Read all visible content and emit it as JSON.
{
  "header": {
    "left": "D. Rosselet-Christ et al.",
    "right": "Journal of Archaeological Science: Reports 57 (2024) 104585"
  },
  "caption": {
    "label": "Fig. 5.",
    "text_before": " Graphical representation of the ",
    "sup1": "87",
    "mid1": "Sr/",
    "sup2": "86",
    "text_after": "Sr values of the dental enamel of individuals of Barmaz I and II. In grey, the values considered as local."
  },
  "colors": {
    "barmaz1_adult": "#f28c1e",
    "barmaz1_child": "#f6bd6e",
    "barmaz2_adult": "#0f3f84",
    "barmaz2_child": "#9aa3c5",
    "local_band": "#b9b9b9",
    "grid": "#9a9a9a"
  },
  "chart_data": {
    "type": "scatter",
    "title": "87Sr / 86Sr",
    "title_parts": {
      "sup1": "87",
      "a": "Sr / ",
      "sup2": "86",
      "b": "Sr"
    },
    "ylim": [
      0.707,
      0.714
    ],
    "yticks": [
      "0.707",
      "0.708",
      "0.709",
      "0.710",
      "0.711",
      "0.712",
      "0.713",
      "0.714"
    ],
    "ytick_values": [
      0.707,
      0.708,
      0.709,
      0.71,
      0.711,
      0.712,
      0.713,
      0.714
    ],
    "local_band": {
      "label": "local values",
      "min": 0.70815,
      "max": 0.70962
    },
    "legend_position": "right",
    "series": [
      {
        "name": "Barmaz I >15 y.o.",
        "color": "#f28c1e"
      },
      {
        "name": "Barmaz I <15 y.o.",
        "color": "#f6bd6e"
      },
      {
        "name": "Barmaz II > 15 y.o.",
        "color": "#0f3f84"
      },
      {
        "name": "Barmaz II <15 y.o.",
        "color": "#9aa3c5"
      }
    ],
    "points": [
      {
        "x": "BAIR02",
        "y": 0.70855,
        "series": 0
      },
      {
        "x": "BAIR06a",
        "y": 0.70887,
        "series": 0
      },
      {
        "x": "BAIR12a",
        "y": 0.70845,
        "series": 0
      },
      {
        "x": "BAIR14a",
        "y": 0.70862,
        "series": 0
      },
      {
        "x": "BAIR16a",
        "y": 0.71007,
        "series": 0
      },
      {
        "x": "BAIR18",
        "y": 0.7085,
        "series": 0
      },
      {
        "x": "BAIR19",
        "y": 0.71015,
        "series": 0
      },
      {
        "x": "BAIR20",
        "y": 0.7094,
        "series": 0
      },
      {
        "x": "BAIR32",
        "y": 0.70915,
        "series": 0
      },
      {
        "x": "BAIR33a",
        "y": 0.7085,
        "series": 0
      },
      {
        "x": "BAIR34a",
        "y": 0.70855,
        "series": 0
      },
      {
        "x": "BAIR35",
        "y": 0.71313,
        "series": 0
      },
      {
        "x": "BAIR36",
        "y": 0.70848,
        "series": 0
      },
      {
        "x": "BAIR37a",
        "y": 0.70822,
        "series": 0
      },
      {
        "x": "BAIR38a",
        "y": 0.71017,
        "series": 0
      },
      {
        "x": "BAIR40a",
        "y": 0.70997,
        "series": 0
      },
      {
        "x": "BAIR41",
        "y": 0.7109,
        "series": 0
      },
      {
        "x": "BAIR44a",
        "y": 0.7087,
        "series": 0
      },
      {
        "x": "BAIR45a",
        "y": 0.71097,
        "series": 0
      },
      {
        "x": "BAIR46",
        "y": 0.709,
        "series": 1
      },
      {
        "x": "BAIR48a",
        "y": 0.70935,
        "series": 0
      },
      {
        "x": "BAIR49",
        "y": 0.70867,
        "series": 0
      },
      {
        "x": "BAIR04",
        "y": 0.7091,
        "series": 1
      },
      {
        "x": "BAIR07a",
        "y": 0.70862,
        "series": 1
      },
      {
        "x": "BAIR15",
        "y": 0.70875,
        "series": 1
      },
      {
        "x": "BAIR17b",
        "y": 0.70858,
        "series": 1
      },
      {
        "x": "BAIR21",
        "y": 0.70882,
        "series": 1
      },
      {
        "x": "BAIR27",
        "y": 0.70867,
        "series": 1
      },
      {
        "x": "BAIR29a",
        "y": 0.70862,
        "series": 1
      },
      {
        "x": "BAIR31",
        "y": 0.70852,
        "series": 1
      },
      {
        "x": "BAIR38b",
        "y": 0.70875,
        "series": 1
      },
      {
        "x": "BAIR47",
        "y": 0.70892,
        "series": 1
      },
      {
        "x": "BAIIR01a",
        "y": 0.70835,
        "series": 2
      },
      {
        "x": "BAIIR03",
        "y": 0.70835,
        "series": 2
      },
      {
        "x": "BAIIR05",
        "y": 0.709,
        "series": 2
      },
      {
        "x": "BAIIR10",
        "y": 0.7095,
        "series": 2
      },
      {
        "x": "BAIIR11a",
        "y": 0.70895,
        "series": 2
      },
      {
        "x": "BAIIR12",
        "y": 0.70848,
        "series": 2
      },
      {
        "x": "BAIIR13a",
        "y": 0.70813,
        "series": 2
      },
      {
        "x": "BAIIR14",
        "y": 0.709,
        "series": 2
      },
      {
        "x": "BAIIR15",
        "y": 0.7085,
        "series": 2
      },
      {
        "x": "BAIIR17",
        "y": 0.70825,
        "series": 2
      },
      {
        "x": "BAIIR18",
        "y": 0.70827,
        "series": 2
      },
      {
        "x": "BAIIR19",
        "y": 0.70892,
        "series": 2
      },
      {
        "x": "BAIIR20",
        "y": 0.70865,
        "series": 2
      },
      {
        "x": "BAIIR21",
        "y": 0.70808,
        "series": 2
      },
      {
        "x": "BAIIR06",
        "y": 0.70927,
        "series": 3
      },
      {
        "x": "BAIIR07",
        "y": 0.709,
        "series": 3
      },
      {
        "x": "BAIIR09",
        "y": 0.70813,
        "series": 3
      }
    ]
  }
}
======
_Task directions_: Show each line in the entries that holds the string "right".

_Exercise response_:
    "right": "Journal of Archaeological Science: Reports 57 (2024) 104585"
    "legend_position": "right",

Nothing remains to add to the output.